— start Provided data —
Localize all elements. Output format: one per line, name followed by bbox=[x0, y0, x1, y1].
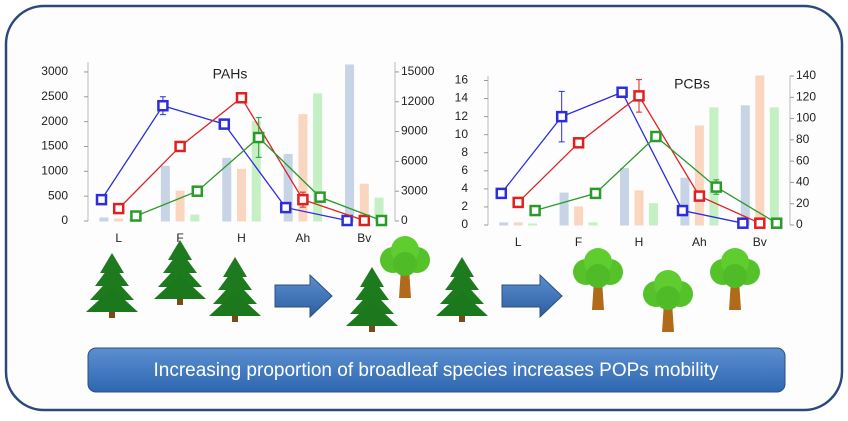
marker bbox=[497, 189, 506, 198]
marker bbox=[557, 112, 566, 121]
graphical-abstract: PAHs050010001500200025003000030006000900… bbox=[0, 0, 848, 416]
x-tick-label: H bbox=[237, 231, 246, 245]
x-tick-label: L bbox=[115, 231, 122, 245]
y-tick-label: 2500 bbox=[41, 89, 68, 103]
marker bbox=[158, 101, 167, 110]
y-tick-label: 1500 bbox=[41, 139, 68, 153]
y2-tick-label: 9000 bbox=[401, 124, 428, 138]
marker bbox=[193, 187, 202, 196]
page: PAHs050010001500200025003000030006000900… bbox=[0, 0, 848, 421]
x-tick-label: Bv bbox=[753, 235, 767, 249]
bar bbox=[500, 223, 508, 225]
marker bbox=[254, 133, 263, 142]
marker bbox=[755, 219, 764, 228]
y2-tick-label: 12000 bbox=[401, 94, 435, 108]
y-tick-label: 3000 bbox=[41, 64, 68, 78]
y-tick-label: 10 bbox=[455, 127, 469, 141]
x-tick-label: H bbox=[635, 235, 644, 249]
marker bbox=[298, 195, 307, 204]
marker bbox=[360, 216, 369, 225]
marker bbox=[114, 204, 123, 213]
y-tick-label: 12 bbox=[455, 109, 469, 123]
bar bbox=[346, 65, 354, 221]
y-tick-label: 0 bbox=[461, 217, 468, 231]
marker bbox=[131, 212, 140, 221]
bar bbox=[238, 169, 246, 221]
y-tick-label: 14 bbox=[455, 91, 469, 105]
marker bbox=[514, 198, 523, 207]
marker bbox=[591, 189, 600, 198]
x-tick-label: L bbox=[515, 235, 522, 249]
y-tick-label: 2000 bbox=[41, 114, 68, 128]
bar bbox=[589, 223, 597, 225]
marker bbox=[377, 216, 386, 225]
marker bbox=[316, 193, 325, 202]
bar bbox=[770, 108, 778, 225]
marker bbox=[772, 219, 781, 228]
x-tick-label: Ah bbox=[692, 235, 707, 249]
y2-tick-label: 60 bbox=[796, 153, 810, 167]
chart-title: PCBs bbox=[674, 76, 710, 92]
marker bbox=[97, 195, 106, 204]
bar bbox=[681, 178, 689, 225]
bar bbox=[575, 207, 583, 225]
y2-tick-label: 3000 bbox=[401, 183, 428, 197]
bar bbox=[710, 108, 718, 225]
y2-tick-label: 80 bbox=[796, 132, 810, 146]
bar bbox=[756, 76, 764, 225]
y2-tick-label: 140 bbox=[796, 68, 816, 82]
y-tick-label: 16 bbox=[455, 73, 469, 87]
bar bbox=[649, 204, 657, 225]
bar bbox=[176, 191, 184, 221]
marker bbox=[738, 219, 747, 228]
marker bbox=[695, 192, 704, 201]
y2-tick-label: 40 bbox=[796, 175, 810, 189]
marker bbox=[651, 132, 660, 141]
bar bbox=[100, 218, 108, 221]
y-tick-label: 6 bbox=[461, 163, 468, 177]
x-tick-label: Bv bbox=[357, 231, 371, 245]
bar bbox=[161, 166, 169, 221]
bar bbox=[635, 191, 643, 225]
y2-tick-label: 20 bbox=[796, 196, 810, 210]
x-tick-label: F bbox=[575, 235, 582, 249]
marker bbox=[343, 216, 352, 225]
y-tick-label: 8 bbox=[461, 145, 468, 159]
marker bbox=[531, 206, 540, 215]
bar bbox=[741, 106, 749, 225]
bar bbox=[514, 223, 522, 225]
y-tick-label: 4 bbox=[461, 181, 468, 195]
y2-tick-label: 100 bbox=[796, 111, 816, 125]
y-tick-label: 500 bbox=[48, 188, 68, 202]
y2-tick-label: 0 bbox=[401, 213, 408, 227]
y2-tick-label: 15000 bbox=[401, 64, 435, 78]
bar bbox=[191, 215, 199, 221]
chart-title: PAHs bbox=[213, 66, 248, 82]
bar bbox=[621, 169, 629, 225]
marker bbox=[678, 206, 687, 215]
marker bbox=[281, 203, 290, 212]
banner-text: Increasing proportion of broadleaf speci… bbox=[153, 360, 719, 381]
y-tick-label: 2 bbox=[461, 199, 468, 213]
y-tick-label: 0 bbox=[61, 213, 68, 227]
y2-tick-label: 6000 bbox=[401, 154, 428, 168]
marker bbox=[635, 91, 644, 100]
marker bbox=[220, 120, 229, 129]
y-tick-label: 1000 bbox=[41, 163, 68, 177]
bar bbox=[560, 193, 568, 225]
bar bbox=[115, 219, 123, 221]
y2-tick-label: 0 bbox=[796, 217, 803, 231]
marker bbox=[176, 142, 185, 151]
marker bbox=[237, 93, 246, 102]
marker bbox=[618, 88, 627, 97]
bar bbox=[529, 224, 537, 225]
y2-tick-label: 120 bbox=[796, 89, 816, 103]
marker bbox=[574, 138, 583, 147]
x-tick-label: Ah bbox=[296, 231, 311, 245]
marker bbox=[712, 183, 721, 192]
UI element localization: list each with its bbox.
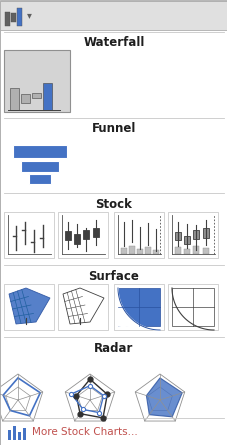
Polygon shape: [9, 288, 50, 324]
Bar: [58, 284, 108, 330]
Bar: [174, 232, 180, 240]
Text: Stock: Stock: [95, 198, 132, 210]
Polygon shape: [0, 374, 42, 421]
Text: ▾: ▾: [27, 10, 31, 20]
Bar: [11, 13, 16, 22]
Bar: [10, 88, 19, 110]
Bar: [83, 230, 89, 239]
Polygon shape: [118, 288, 159, 330]
Bar: [17, 8, 22, 26]
Bar: [114, 212, 163, 258]
Bar: [93, 228, 99, 237]
Bar: [13, 426, 16, 440]
Polygon shape: [63, 288, 104, 324]
Bar: [118, 288, 159, 326]
Bar: [202, 228, 208, 238]
Text: Radar: Radar: [94, 343, 133, 356]
Bar: [8, 430, 11, 440]
Polygon shape: [65, 374, 114, 421]
Bar: [74, 234, 80, 244]
Bar: [32, 93, 41, 98]
Bar: [23, 428, 26, 440]
Bar: [58, 212, 108, 258]
Bar: [4, 284, 54, 330]
Bar: [114, 284, 163, 330]
Bar: [121, 248, 126, 254]
Bar: [0, 0, 227, 30]
Text: Funnel: Funnel: [91, 122, 136, 135]
Bar: [4, 50, 70, 112]
Bar: [21, 94, 30, 103]
Bar: [136, 249, 142, 254]
Text: Surface: Surface: [88, 270, 139, 283]
Bar: [144, 247, 150, 254]
Bar: [174, 247, 180, 254]
Bar: [43, 83, 52, 110]
Bar: [202, 248, 208, 254]
Bar: [21, 161, 59, 172]
Bar: [65, 231, 71, 240]
Bar: [4, 212, 54, 258]
Text: Waterfall: Waterfall: [83, 36, 144, 49]
Bar: [192, 230, 198, 239]
Bar: [13, 145, 67, 158]
Bar: [5, 12, 10, 26]
Bar: [167, 212, 217, 258]
Bar: [152, 250, 158, 254]
Bar: [29, 174, 51, 184]
Polygon shape: [146, 378, 181, 417]
Bar: [171, 288, 213, 326]
Text: More Stock Charts...: More Stock Charts...: [32, 427, 137, 437]
Bar: [183, 236, 189, 244]
Polygon shape: [135, 374, 184, 421]
Bar: [167, 284, 217, 330]
Bar: [18, 432, 21, 440]
Bar: [192, 246, 198, 254]
Bar: [128, 246, 134, 254]
Bar: [183, 249, 189, 254]
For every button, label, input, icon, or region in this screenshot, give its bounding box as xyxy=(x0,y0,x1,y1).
— end Provided data —
• **Exercise prompt**
Collect every line of the data that contains the word "Polygon", with case counting.

• **Exercise output**
Polygon shape: [9, 288, 50, 324]
Polygon shape: [0, 374, 42, 421]
Polygon shape: [118, 288, 159, 330]
Polygon shape: [63, 288, 104, 324]
Polygon shape: [65, 374, 114, 421]
Polygon shape: [146, 378, 181, 417]
Polygon shape: [135, 374, 184, 421]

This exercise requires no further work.